Input:

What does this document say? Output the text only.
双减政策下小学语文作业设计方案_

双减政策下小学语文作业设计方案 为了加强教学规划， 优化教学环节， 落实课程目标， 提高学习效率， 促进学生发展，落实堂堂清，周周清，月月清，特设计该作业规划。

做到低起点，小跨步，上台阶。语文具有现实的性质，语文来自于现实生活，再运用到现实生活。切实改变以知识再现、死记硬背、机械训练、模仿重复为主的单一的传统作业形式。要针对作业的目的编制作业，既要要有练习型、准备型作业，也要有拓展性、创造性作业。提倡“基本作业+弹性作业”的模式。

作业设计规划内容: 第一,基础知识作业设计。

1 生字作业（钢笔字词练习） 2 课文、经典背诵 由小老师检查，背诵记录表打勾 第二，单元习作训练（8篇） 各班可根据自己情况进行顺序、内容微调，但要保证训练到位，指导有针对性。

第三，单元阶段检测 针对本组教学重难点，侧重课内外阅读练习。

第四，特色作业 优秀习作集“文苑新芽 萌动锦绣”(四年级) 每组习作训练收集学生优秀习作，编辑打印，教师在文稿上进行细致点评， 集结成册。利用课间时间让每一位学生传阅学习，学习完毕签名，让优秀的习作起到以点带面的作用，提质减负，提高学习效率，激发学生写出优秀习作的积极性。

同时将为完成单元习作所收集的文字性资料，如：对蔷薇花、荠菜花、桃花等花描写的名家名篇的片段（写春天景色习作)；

Work instructions:
Using the data above, repeat every line exactly.

Final result:
What does this document say? Output the text only.
双减政策下小学语文作业设计方案_

双减政策下小学语文作业设计方案 为了加强教学规划， 优化教学环节， 落实课程目标， 提高学习效率， 促进学生发展，落实堂堂清，周周清，月月清，特设计该作业规划。

做到低起点，小跨步，上台阶。语文具有现实的性质，语文来自于现实生活，再运用到现实生活。切实改变以知识再现、死记硬背、机械训练、模仿重复为主的单一的传统作业形式。要针对作业的目的编制作业，既要要有练习型、准备型作业，也要有拓展性、创造性作业。提倡“基本作业+弹性作业”的模式。

作业设计规划内容: 第一,基础知识作业设计。

1 生字作业（钢笔字词练习） 2 课文、经典背诵 由小老师检查，背诵记录表打勾 第二，单元习作训练（8篇） 各班可根据自己情况进行顺序、内容微调，但要保证训练到位，指导有针对性。

第三，单元阶段检测 针对本组教学重难点，侧重课内外阅读练习。

第四，特色作业 优秀习作集“文苑新芽 萌动锦绣”(四年级) 每组习作训练收集学生优秀习作，编辑打印，教师在文稿上进行细致点评， 集结成册。利用课间时间让每一位学生传阅学习，学习完毕签名，让优秀的习作起到以点带面的作用，提质减负，提高学习效率，激发学生写出优秀习作的积极性。

同时将为完成单元习作所收集的文字性资料，如：对蔷薇花、荠菜花、桃花等花描写的名家名篇的片段（写春天景色习作)；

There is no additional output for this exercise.